#### [Task material]
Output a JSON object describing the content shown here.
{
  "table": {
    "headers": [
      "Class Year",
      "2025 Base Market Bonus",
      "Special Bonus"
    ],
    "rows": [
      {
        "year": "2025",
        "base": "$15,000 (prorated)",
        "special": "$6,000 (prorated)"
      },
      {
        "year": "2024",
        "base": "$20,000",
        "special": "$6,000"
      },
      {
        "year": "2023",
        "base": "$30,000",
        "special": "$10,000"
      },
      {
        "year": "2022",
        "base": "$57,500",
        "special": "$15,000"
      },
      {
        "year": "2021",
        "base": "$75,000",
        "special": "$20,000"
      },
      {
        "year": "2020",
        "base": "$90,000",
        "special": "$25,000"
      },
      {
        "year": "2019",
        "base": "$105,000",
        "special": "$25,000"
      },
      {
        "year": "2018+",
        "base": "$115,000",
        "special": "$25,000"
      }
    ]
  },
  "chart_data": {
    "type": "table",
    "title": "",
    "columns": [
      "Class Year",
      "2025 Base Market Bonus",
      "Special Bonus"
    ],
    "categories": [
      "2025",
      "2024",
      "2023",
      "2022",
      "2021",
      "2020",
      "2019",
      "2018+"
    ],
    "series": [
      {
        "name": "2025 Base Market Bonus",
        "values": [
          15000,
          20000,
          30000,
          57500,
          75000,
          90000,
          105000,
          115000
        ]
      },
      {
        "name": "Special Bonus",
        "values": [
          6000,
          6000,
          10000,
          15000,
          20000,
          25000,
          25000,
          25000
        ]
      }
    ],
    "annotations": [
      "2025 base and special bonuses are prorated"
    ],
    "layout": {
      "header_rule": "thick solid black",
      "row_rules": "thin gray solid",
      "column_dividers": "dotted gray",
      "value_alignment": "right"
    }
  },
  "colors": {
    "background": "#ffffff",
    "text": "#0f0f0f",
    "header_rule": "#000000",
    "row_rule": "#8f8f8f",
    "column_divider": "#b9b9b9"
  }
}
* * *
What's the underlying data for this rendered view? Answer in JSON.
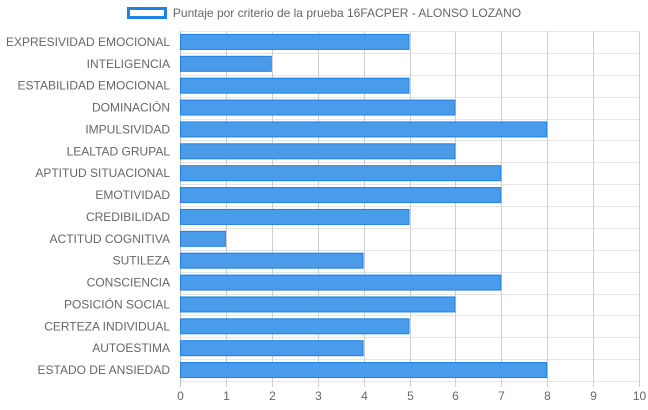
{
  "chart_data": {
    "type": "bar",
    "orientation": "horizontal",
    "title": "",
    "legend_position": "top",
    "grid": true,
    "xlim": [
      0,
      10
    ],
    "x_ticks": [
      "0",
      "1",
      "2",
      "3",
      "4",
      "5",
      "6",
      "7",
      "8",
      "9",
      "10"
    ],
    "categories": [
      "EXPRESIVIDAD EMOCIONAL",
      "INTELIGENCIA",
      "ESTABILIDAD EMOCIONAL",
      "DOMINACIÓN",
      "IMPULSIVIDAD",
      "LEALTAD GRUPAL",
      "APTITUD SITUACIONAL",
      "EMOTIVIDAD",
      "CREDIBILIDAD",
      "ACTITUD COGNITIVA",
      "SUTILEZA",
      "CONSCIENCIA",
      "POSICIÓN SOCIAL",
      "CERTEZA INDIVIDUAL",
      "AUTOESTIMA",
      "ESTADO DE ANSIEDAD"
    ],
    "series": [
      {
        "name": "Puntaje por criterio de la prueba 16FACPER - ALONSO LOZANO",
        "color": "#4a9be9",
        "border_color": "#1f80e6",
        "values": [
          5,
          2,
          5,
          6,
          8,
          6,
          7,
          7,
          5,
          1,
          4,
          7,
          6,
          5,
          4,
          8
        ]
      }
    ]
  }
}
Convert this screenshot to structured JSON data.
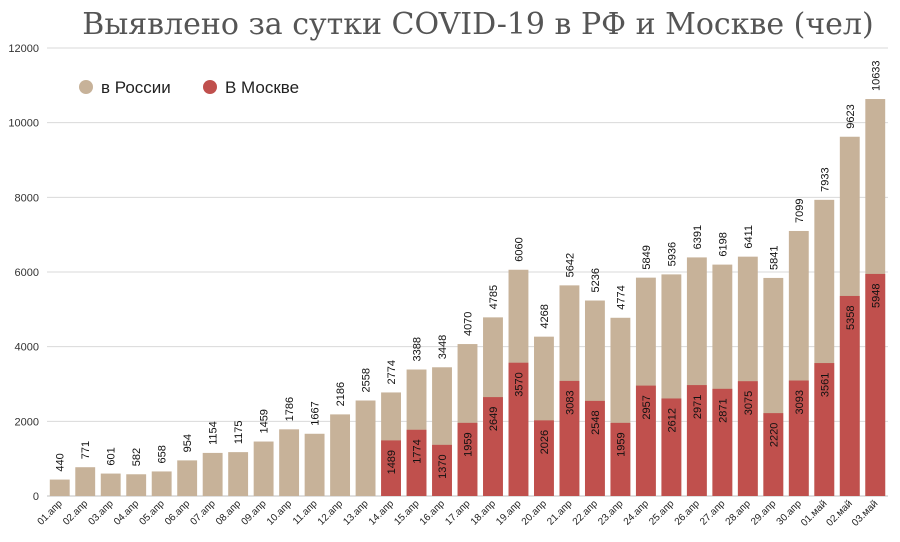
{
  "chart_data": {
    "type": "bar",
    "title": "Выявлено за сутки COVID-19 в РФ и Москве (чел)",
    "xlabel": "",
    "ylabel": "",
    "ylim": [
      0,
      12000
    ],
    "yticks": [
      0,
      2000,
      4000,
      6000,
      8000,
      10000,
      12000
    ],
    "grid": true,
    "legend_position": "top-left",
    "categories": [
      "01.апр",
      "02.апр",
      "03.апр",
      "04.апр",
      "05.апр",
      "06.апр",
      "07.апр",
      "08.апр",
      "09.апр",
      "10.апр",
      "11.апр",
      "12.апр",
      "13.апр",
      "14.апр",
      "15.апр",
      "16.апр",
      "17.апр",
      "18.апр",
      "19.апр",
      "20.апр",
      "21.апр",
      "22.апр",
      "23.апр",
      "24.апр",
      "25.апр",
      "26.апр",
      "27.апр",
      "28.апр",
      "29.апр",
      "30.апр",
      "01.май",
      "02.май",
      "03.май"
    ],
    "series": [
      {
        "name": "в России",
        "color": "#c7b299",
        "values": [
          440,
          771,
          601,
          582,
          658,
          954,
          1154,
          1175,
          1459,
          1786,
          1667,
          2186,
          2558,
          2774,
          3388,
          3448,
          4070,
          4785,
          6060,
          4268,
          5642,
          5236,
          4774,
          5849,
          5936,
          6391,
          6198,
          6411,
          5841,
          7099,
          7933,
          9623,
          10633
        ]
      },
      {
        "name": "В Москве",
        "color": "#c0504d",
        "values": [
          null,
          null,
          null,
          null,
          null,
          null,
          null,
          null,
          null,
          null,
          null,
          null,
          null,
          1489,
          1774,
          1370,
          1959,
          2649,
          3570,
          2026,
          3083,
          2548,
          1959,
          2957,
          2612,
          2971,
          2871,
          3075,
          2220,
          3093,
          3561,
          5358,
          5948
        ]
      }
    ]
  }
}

#### [Exercise goal]
Which lines hold the string "name"? Copy all of them from the data above.

#### [The solution]
        "name": "2025 Base Market Bonus",
        "name": "Special Bonus",
        "name": "Puntaje por criterio de la prueba 16FACPER - ALONSO LOZANO",
        "name": "в России",
        "name": "В Москве",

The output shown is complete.